Requirement
Pull each line holding "skippers" out of the entries below.

Saved entries
## start

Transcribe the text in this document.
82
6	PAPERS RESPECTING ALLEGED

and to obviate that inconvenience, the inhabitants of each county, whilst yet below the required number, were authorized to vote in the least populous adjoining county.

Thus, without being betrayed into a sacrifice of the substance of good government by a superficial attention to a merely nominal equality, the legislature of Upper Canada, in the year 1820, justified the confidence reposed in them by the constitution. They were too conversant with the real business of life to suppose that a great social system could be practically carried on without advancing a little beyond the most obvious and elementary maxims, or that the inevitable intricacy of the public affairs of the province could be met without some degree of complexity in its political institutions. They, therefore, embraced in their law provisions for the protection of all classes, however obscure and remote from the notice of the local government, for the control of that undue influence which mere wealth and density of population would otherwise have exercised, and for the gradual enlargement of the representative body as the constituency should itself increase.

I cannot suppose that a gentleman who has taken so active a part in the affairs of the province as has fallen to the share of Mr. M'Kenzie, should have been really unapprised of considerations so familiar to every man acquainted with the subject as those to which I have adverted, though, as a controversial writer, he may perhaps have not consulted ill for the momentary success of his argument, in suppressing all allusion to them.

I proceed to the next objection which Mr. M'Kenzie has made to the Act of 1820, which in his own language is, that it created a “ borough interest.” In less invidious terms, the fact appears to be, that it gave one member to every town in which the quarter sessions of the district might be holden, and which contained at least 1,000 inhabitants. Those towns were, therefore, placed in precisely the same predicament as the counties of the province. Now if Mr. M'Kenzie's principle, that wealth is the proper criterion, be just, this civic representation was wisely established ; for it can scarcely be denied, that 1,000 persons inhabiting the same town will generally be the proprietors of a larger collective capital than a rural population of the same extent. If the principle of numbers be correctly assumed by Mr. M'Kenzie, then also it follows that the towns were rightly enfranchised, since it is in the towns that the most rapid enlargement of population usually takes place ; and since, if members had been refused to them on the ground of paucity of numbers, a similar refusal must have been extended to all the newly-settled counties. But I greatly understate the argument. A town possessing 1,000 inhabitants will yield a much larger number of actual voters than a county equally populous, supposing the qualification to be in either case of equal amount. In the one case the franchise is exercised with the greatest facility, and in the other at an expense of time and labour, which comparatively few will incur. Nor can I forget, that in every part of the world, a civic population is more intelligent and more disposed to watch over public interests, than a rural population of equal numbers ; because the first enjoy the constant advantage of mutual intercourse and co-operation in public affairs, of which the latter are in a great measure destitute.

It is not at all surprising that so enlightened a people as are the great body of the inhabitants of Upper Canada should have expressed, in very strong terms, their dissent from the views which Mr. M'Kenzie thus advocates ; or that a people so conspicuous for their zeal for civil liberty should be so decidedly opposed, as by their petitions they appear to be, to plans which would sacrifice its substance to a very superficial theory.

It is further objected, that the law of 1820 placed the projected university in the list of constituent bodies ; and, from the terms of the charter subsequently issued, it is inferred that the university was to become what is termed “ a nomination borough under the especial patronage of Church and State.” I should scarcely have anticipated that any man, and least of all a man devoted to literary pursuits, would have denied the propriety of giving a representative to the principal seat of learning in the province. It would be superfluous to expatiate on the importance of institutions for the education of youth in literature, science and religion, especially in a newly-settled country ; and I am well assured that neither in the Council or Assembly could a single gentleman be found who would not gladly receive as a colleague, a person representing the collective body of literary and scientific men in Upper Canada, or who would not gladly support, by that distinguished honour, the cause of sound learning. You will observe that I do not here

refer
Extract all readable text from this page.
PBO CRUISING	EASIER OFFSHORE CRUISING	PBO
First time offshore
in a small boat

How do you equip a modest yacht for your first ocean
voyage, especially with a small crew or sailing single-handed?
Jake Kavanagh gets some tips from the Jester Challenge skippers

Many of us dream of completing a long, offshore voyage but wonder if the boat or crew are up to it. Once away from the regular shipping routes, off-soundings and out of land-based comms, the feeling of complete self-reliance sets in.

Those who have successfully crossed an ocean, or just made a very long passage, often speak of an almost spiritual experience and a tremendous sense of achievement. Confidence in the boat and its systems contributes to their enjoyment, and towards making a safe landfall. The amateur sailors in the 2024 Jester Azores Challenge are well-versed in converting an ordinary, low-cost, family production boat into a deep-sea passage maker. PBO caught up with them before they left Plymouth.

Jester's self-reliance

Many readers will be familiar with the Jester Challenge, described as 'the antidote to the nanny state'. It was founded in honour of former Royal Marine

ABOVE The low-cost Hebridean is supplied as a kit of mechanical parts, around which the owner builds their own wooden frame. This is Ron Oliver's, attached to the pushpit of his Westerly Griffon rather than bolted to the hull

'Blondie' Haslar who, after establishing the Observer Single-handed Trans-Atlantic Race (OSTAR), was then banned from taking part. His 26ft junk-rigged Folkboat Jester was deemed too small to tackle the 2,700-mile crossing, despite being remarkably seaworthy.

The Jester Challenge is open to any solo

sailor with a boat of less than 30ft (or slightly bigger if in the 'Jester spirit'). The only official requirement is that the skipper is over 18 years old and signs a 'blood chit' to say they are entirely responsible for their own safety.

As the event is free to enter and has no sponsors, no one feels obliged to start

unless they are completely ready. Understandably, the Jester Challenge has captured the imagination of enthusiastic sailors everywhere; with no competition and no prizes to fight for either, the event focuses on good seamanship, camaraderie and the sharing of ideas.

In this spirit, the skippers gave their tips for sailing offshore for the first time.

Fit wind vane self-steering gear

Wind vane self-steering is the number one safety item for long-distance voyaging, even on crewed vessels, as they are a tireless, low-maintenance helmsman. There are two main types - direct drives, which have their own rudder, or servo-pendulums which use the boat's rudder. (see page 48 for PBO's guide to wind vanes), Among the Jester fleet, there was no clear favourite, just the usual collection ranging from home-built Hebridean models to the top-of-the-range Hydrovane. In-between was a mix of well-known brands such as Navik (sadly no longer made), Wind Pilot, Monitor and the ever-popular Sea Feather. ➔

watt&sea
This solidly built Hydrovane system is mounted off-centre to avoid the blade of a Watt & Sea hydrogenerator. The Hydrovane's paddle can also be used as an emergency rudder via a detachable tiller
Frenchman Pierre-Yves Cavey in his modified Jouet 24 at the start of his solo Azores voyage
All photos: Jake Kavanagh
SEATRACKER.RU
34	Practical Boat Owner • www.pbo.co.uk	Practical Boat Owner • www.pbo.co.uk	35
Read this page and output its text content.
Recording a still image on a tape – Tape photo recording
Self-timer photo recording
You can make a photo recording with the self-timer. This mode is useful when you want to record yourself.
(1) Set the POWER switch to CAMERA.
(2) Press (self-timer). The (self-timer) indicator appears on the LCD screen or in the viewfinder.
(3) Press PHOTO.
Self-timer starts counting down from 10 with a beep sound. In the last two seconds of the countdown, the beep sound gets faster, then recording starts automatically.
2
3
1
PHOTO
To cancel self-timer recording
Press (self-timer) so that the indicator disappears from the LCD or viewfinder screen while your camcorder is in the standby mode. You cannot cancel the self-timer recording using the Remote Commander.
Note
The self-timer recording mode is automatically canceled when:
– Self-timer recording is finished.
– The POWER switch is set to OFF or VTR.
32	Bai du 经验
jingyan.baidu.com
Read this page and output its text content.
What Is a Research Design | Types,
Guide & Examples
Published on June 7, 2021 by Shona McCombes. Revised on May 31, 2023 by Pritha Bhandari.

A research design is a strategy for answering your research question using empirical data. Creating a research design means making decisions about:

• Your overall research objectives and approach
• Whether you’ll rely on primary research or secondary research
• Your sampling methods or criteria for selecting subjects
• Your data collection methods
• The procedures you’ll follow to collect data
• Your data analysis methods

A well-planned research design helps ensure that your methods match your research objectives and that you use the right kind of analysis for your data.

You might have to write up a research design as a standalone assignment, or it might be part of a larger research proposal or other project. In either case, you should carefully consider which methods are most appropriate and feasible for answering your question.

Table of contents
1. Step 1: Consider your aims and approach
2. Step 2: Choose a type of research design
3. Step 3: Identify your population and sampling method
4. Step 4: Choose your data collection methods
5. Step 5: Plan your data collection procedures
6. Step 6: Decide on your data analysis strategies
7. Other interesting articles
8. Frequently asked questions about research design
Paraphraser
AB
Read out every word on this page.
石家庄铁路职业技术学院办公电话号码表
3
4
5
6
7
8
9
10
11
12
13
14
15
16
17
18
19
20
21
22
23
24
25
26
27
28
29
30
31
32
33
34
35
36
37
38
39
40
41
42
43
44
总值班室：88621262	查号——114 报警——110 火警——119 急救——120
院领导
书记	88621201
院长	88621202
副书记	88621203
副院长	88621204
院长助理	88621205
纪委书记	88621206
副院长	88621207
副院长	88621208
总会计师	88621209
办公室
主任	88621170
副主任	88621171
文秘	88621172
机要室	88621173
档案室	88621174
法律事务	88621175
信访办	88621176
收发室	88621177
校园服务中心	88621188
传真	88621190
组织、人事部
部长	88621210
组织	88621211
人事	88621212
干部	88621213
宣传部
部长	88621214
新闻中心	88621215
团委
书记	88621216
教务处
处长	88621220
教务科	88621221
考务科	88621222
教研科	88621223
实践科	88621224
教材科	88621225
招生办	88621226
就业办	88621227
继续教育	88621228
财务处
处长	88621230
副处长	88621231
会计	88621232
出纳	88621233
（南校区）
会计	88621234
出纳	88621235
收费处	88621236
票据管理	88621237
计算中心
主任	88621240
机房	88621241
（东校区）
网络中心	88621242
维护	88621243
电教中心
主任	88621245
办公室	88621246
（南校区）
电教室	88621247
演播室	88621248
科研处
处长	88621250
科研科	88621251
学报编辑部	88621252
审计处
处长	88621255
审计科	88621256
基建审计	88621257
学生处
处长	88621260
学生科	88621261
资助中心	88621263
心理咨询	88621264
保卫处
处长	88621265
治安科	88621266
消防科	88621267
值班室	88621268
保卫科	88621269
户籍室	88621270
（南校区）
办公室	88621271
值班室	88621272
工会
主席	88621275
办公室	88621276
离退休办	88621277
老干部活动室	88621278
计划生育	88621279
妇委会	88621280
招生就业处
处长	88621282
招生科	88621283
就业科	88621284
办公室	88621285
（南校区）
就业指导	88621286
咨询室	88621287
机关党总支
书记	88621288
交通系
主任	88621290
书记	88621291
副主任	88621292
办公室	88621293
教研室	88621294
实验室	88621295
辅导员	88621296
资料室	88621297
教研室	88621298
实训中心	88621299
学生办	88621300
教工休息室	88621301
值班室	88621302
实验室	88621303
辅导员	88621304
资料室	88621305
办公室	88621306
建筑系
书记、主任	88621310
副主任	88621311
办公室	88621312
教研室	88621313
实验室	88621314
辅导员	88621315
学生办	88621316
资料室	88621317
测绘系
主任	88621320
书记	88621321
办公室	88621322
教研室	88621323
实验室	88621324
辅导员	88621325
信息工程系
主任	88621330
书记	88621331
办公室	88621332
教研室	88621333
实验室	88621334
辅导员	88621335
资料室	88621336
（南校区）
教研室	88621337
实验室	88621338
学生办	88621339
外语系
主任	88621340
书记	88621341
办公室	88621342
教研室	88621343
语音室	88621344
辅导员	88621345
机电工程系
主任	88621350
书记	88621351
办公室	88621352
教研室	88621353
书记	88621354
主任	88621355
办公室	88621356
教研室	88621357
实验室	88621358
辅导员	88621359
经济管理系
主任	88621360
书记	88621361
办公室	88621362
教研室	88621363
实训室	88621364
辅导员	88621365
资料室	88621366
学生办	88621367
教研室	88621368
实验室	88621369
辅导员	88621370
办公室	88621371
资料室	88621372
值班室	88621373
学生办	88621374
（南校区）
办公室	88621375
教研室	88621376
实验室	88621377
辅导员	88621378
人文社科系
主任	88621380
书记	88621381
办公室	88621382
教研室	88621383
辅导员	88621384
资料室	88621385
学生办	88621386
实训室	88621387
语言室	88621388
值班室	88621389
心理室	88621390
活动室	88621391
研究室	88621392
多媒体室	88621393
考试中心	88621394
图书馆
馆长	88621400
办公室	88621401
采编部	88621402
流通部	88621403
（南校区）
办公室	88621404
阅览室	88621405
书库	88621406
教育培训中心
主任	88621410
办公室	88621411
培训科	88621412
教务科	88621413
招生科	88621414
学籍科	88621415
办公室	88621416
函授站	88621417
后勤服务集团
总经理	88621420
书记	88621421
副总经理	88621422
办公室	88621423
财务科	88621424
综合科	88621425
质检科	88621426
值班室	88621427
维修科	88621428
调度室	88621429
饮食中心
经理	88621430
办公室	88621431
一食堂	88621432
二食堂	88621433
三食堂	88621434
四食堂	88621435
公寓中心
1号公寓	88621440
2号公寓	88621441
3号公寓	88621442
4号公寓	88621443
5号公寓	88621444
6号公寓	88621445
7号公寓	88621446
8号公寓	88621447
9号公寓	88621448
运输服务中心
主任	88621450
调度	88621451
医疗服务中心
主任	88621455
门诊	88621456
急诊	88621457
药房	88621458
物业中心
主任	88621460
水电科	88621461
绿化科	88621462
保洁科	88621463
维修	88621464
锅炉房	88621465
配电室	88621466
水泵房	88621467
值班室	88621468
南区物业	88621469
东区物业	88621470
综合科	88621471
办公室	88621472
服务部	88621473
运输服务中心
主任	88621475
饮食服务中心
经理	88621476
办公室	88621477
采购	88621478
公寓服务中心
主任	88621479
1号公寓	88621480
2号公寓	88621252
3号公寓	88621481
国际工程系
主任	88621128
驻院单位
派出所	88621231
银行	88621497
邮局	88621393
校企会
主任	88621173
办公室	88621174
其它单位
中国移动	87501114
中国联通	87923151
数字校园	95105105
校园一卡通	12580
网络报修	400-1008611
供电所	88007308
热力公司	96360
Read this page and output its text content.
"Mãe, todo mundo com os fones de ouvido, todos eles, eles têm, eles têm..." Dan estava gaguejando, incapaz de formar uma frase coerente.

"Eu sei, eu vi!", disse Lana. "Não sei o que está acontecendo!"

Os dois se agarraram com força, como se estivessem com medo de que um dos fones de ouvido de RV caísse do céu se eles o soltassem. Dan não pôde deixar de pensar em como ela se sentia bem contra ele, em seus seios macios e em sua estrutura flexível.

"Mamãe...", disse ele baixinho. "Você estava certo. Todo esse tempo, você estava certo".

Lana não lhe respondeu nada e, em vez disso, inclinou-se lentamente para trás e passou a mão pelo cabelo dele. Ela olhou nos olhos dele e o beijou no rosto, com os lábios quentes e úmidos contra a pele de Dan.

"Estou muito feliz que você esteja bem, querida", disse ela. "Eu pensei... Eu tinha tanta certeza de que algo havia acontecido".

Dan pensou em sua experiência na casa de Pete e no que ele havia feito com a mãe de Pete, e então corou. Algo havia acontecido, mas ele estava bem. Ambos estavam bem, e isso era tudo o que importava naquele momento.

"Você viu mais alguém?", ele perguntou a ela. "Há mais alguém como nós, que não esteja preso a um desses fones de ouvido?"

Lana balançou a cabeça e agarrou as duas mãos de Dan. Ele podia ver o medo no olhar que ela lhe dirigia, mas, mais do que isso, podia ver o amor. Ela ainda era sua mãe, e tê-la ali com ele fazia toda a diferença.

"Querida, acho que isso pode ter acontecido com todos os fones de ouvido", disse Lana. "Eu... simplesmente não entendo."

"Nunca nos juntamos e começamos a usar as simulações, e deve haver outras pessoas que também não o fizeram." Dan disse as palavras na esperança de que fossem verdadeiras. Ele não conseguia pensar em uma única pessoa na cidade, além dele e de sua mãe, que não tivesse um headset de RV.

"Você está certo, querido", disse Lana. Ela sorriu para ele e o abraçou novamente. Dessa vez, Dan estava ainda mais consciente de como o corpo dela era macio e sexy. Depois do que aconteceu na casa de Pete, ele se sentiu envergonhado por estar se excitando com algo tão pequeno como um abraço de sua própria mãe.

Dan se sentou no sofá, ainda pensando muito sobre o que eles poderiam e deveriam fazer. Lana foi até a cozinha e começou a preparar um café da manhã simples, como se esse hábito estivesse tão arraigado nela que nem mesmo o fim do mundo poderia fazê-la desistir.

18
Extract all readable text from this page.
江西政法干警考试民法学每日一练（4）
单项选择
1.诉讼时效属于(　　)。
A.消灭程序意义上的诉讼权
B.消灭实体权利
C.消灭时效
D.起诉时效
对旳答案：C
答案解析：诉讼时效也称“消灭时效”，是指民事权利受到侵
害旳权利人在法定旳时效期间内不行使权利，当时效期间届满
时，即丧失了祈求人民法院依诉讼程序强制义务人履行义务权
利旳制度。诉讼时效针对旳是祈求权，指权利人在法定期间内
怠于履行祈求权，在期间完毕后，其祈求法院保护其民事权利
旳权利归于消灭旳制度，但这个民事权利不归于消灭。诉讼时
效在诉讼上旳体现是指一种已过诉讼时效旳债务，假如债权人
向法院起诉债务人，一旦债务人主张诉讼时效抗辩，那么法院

## end

Solution below
Jake Kavanagh gets some tips from the Jester Challenge skippers
In this spirit, the skippers gave their tips for sailing offshore for the first time.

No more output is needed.